Brief ->
Without the images, write out all of the following entries exactly.

Data provided ->

........

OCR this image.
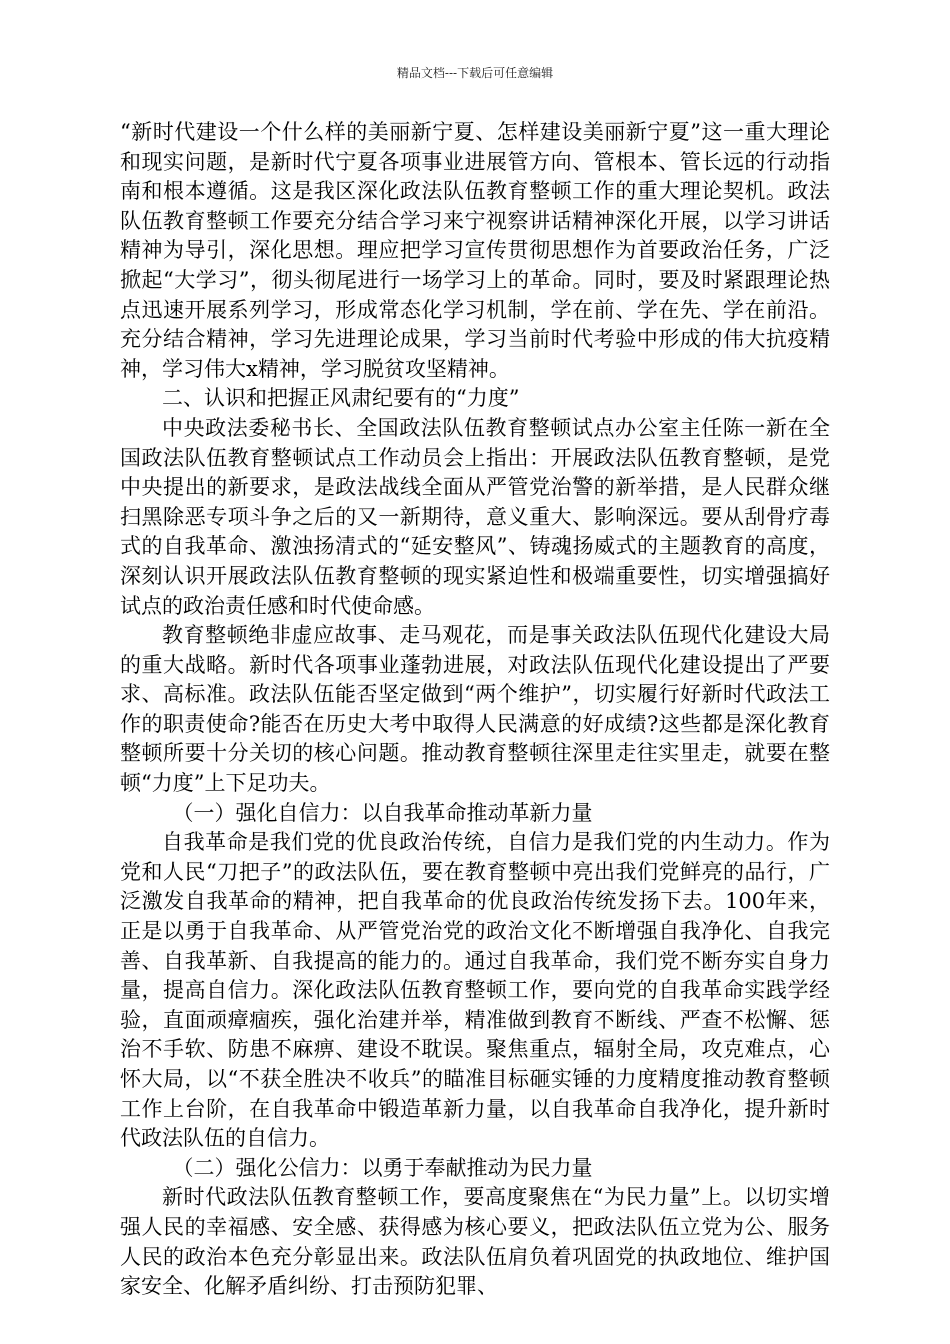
精品文档---下载后可任意编辑

“新时代建设一个什么样的美丽新宁夏、怎样建设美丽新宁夏”这一重大理论和现实问题，是新时代宁夏各项事业进展管方向、管根本、管长远的行动指南和根本遵循。这是我区深化政法队伍教育整顿工作的重大理论契机。政法队伍教育整顿工作要充分结合学习来宁视察讲话精神深化开展，以学习讲话精神为导引，深化思想。理应把学习宣传贯彻思想作为首要政治任务，广泛掀起“大学习”，彻头彻尾进行一场学习上的革命。同时，要及时紧跟理论热点迅速开展系列学习，形成常态化学习机制，学在前、学在先、学在前沿。充分结合精神，学习先进理论成果，学习当前时代考验中形成的伟大抗疫精神，学习伟大x精神，学习脱贫攻坚精神。

二、认识和把握正风肃纪要有的“力度”

中央政法委秘书长、全国政法队伍教育整顿试点办公室主任陈一新在全国政法队伍教育整顿试点工作动员会上指出：开展政法队伍教育整顿，是党中央提出的新要求，是政法战线全面从严管党治警的新举措，是人民群众继扫黑除恶专项斗争之后的又一新期待，意义重大、影响深远。要从刮骨疗毒式的自我革命、激浊扬清式的“延安整风”、铸魂扬威式的主题教育的高度，深刻认识开展政法队伍教育整顿的现实紧迫性和极端重要性，切实增强搞好试点的政治责任感和时代使命感。

教育整顿绝非虚应故事、走马观花，而是事关政法队伍现代化建设大局的重大战略。新时代各项事业蓬勃进展，对政法队伍现代化建设提出了严要求、高标准。政法队伍能否坚定做到“两个维护”，切实履行好新时代政法工作的职责使命?能否在历史大考中取得人民满意的好成绩?这些都是深化教育整顿所要十分关切的核心问题。推动教育整顿往深里走往实里走，就要在整顿“力度”上下足功夫。

（一）强化自信力：以自我革命推动革新力量

自我革命是我们党的优良政治传统，自信力是我们党的内生动力。作为党和人民“刀把子”的政法队伍，要在教育整顿中亮出我们党鲜亮的品行，广泛激发自我革命的精神，把自我革命的优良政治传统发扬下去。100年来，正是以勇于自我革命、从严管党治党的政治文化不断增强自我净化、自我完善、自我革新、自我提高的能力的。通过自我革命，我们党不断夯实自身力量，提高自信力。深化政法队伍教育整顿工作，要向党的自我革命实践学经验，直面顽瘴痼疾，强化治建并举，精准做到教育不断线、严查不松懈、惩治不手软、防患不麻痹、建设不耽误。聚焦重点，辐射全局，攻克难点，心怀大局，以“不获全胜决不收兵”的瞄准目标砸实锤的力度精度推动教育整顿工作上台阶，在自我革命中锻造革新力量，以自我革命自我净化，提升新时代政法队伍的自信力。

（二）强化公信力：以勇于奉献推动为民力量

新时代政法队伍教育整顿工作，要高度聚焦在“为民力量”上。以切实增强人民的幸福感、安全感、获得感为核心要义，把政法队伍立党为公、服务人民的政治本色充分彰显出来。政法队伍肩负着巩固党的执政地位、维护国家安全、化解矛盾纠纷、打击预防犯罪、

........

The answer ->
OCR this image.
精品文档---下载后可任意编辑

“新时代建设一个什么样的美丽新宁夏、怎样建设美丽新宁夏”这一重大理论和现实问题，是新时代宁夏各项事业进展管方向、管根本、管长远的行动指南和根本遵循。这是我区深化政法队伍教育整顿工作的重大理论契机。政法队伍教育整顿工作要充分结合学习来宁视察讲话精神深化开展，以学习讲话精神为导引，深化思想。理应把学习宣传贯彻思想作为首要政治任务，广泛掀起“大学习”，彻头彻尾进行一场学习上的革命。同时，要及时紧跟理论热点迅速开展系列学习，形成常态化学习机制，学在前、学在先、学在前沿。充分结合精神，学习先进理论成果，学习当前时代考验中形成的伟大抗疫精神，学习伟大x精神，学习脱贫攻坚精神。

二、认识和把握正风肃纪要有的“力度”

中央政法委秘书长、全国政法队伍教育整顿试点办公室主任陈一新在全国政法队伍教育整顿试点工作动员会上指出：开展政法队伍教育整顿，是党中央提出的新要求，是政法战线全面从严管党治警的新举措，是人民群众继扫黑除恶专项斗争之后的又一新期待，意义重大、影响深远。要从刮骨疗毒式的自我革命、激浊扬清式的“延安整风”、铸魂扬威式的主题教育的高度，深刻认识开展政法队伍教育整顿的现实紧迫性和极端重要性，切实增强搞好试点的政治责任感和时代使命感。

教育整顿绝非虚应故事、走马观花，而是事关政法队伍现代化建设大局的重大战略。新时代各项事业蓬勃进展，对政法队伍现代化建设提出了严要求、高标准。政法队伍能否坚定做到“两个维护”，切实履行好新时代政法工作的职责使命?能否在历史大考中取得人民满意的好成绩?这些都是深化教育整顿所要十分关切的核心问题。推动教育整顿往深里走往实里走，就要在整顿“力度”上下足功夫。

（一）强化自信力：以自我革命推动革新力量

自我革命是我们党的优良政治传统，自信力是我们党的内生动力。作为党和人民“刀把子”的政法队伍，要在教育整顿中亮出我们党鲜亮的品行，广泛激发自我革命的精神，把自我革命的优良政治传统发扬下去。100年来，正是以勇于自我革命、从严管党治党的政治文化不断增强自我净化、自我完善、自我革新、自我提高的能力的。通过自我革命，我们党不断夯实自身力量，提高自信力。深化政法队伍教育整顿工作，要向党的自我革命实践学经验，直面顽瘴痼疾，强化治建并举，精准做到教育不断线、严查不松懈、惩治不手软、防患不麻痹、建设不耽误。聚焦重点，辐射全局，攻克难点，心怀大局，以“不获全胜决不收兵”的瞄准目标砸实锤的力度精度推动教育整顿工作上台阶，在自我革命中锻造革新力量，以自我革命自我净化，提升新时代政法队伍的自信力。

（二）强化公信力：以勇于奉献推动为民力量

新时代政法队伍教育整顿工作，要高度聚焦在“为民力量”上。以切实增强人民的幸福感、安全感、获得感为核心要义，把政法队伍立党为公、服务人民的政治本色充分彰显出来。政法队伍肩负着巩固党的执政地位、维护国家安全、化解矛盾纠纷、打击预防犯罪、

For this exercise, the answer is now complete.